Data extracted from a collection |
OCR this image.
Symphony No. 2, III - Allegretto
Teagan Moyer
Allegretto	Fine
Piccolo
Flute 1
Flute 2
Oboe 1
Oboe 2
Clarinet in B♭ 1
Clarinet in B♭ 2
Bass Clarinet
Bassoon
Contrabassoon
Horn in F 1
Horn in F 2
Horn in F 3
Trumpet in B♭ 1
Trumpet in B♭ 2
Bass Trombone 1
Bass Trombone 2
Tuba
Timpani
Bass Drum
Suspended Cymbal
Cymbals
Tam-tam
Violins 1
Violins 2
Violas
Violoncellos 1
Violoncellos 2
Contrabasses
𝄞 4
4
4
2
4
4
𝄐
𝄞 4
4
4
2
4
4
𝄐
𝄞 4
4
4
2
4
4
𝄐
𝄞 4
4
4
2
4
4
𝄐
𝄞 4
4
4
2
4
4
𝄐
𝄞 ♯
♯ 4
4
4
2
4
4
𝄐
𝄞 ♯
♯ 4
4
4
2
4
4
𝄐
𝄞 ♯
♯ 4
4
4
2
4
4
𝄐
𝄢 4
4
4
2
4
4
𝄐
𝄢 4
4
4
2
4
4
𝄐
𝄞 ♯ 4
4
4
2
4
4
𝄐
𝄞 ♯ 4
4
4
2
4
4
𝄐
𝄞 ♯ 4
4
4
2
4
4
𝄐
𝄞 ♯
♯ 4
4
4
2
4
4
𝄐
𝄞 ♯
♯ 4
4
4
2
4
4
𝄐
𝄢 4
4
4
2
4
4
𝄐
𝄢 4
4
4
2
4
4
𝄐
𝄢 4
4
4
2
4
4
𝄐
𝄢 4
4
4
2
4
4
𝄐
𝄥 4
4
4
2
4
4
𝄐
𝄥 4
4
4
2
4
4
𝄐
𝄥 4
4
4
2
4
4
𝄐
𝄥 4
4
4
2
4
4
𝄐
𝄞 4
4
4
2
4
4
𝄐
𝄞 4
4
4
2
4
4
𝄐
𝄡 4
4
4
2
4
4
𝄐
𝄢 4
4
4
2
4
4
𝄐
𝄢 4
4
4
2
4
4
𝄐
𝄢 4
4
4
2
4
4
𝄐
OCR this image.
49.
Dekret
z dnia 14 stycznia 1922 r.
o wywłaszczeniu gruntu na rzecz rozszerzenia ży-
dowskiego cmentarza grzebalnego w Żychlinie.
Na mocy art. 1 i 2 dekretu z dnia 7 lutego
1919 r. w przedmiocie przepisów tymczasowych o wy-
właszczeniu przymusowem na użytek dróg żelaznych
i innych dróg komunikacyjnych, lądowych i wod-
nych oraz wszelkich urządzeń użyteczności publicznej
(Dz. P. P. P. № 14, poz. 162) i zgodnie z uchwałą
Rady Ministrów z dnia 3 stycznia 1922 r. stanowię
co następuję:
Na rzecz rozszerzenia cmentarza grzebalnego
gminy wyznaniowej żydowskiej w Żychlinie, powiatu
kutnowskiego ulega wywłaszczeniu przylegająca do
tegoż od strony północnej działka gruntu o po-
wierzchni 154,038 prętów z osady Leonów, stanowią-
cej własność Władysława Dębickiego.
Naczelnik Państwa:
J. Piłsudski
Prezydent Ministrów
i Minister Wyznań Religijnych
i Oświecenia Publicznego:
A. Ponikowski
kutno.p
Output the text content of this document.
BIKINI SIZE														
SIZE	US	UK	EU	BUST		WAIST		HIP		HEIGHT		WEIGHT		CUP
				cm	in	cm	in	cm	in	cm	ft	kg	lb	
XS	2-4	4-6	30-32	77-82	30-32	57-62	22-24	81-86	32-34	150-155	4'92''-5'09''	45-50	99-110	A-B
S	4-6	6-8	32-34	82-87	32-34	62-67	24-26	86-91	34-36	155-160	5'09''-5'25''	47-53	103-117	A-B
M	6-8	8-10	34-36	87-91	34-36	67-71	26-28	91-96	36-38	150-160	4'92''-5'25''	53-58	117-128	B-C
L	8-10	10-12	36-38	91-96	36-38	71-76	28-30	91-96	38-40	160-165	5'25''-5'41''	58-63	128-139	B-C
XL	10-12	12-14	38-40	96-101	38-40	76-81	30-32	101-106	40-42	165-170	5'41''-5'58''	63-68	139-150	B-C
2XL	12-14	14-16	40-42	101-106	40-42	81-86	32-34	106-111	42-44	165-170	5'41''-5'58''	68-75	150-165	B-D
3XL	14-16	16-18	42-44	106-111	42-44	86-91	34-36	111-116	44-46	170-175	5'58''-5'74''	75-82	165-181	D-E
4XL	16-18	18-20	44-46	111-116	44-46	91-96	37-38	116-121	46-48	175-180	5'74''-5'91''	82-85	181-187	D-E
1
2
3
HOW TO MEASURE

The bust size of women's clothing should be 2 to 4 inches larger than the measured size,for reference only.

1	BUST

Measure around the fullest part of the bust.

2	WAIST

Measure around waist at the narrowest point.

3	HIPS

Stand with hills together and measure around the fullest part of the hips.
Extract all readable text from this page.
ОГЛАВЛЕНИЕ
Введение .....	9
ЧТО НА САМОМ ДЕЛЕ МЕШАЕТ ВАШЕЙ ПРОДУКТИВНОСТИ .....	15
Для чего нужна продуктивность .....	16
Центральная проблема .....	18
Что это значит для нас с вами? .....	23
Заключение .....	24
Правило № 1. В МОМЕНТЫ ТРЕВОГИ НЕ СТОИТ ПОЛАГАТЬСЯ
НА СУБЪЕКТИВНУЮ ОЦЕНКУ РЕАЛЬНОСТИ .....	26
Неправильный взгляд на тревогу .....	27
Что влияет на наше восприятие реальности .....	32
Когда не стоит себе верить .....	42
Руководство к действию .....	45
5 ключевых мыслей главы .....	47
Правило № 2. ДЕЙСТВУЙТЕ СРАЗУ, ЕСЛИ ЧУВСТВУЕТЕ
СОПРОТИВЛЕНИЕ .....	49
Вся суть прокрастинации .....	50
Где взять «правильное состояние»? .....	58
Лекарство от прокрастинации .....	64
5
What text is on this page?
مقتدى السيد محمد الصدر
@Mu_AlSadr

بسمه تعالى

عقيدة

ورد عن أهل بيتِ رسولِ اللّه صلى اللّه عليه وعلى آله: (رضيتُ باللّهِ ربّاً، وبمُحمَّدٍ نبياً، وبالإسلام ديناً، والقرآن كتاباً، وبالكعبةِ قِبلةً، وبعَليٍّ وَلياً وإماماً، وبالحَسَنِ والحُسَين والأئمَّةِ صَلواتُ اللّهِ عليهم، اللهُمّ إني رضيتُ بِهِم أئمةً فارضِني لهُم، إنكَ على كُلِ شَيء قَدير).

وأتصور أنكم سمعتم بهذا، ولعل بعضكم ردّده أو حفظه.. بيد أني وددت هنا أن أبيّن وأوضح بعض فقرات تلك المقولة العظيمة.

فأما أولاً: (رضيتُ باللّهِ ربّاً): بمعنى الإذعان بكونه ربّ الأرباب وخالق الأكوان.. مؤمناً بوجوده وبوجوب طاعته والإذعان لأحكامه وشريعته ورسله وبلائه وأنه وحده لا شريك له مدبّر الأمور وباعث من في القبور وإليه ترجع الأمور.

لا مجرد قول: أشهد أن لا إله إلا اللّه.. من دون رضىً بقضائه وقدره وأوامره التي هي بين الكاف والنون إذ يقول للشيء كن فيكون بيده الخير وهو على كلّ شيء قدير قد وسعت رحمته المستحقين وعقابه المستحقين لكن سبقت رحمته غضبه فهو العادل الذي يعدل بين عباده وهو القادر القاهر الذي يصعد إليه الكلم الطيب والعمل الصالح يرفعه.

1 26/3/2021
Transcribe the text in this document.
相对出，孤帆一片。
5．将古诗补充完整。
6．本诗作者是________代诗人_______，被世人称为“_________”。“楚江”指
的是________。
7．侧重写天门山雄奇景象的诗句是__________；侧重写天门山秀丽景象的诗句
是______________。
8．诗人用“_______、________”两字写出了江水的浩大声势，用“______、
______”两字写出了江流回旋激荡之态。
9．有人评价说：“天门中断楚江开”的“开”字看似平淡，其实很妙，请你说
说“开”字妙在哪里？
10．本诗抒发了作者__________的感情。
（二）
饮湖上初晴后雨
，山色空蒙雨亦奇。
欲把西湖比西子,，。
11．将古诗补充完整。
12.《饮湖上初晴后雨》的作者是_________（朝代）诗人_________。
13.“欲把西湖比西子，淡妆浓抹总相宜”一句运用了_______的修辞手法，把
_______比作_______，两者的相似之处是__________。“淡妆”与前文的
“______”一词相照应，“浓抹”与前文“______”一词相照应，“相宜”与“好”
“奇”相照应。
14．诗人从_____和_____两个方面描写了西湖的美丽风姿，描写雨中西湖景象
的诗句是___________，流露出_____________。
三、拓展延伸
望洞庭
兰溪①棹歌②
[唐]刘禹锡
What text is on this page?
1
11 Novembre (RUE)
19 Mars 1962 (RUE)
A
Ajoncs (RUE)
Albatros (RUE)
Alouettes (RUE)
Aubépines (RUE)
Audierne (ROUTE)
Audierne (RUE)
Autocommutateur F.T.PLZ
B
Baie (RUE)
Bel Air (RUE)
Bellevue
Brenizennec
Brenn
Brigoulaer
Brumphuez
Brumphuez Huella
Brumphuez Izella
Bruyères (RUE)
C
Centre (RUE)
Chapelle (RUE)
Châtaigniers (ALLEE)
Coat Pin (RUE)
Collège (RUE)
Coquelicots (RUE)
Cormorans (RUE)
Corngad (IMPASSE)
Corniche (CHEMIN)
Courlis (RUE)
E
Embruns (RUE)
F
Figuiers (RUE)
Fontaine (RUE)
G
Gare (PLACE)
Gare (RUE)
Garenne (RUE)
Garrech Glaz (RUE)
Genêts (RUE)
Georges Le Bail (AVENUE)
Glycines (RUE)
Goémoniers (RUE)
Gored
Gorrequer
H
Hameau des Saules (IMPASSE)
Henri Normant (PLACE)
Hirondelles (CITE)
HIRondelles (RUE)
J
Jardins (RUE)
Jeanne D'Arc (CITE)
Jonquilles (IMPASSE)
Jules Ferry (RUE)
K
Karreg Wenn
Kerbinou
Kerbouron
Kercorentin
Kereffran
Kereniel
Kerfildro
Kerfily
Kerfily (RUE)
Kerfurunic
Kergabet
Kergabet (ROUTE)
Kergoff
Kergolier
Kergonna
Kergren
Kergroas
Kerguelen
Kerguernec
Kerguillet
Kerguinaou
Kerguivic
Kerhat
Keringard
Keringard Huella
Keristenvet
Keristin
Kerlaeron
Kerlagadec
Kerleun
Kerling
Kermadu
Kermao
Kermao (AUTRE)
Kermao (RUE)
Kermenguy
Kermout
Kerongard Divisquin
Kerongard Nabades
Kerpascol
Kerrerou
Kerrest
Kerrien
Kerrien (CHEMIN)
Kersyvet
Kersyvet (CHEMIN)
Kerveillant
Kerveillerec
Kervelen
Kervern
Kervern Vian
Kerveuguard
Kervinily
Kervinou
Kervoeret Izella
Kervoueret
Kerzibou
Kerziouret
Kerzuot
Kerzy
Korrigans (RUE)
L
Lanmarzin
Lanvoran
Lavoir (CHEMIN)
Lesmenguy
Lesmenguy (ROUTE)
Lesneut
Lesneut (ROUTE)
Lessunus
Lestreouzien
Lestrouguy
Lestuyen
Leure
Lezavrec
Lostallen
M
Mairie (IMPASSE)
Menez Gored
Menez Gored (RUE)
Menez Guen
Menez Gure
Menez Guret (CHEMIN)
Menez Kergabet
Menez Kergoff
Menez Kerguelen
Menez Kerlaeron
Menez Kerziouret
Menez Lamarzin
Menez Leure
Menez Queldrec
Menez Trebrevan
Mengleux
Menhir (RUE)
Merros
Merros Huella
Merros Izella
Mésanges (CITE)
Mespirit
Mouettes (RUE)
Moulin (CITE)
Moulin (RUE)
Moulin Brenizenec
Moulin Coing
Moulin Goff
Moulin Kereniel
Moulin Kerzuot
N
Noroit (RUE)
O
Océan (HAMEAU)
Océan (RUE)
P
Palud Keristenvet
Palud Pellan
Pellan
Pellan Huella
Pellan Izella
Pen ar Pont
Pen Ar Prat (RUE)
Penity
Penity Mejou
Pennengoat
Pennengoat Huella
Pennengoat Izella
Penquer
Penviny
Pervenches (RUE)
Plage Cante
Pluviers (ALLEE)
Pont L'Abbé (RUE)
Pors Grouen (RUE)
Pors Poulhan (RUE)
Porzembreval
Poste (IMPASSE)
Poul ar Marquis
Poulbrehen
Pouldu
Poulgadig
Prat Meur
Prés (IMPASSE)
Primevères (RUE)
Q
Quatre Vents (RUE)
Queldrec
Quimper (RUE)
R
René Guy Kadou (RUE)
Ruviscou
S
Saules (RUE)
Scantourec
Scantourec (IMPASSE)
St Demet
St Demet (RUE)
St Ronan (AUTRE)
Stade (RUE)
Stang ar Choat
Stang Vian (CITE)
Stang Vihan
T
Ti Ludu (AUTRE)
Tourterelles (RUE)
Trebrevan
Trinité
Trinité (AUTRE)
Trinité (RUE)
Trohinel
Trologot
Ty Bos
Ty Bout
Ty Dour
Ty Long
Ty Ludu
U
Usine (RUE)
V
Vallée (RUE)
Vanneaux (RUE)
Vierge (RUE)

The exercise |
Extract all lines from the data in which "dróg" is found.

Solution |
właszczeniu przymusowem na użytek dróg żelaznych
i innych dróg komunikacyjnych, lądowych i wod-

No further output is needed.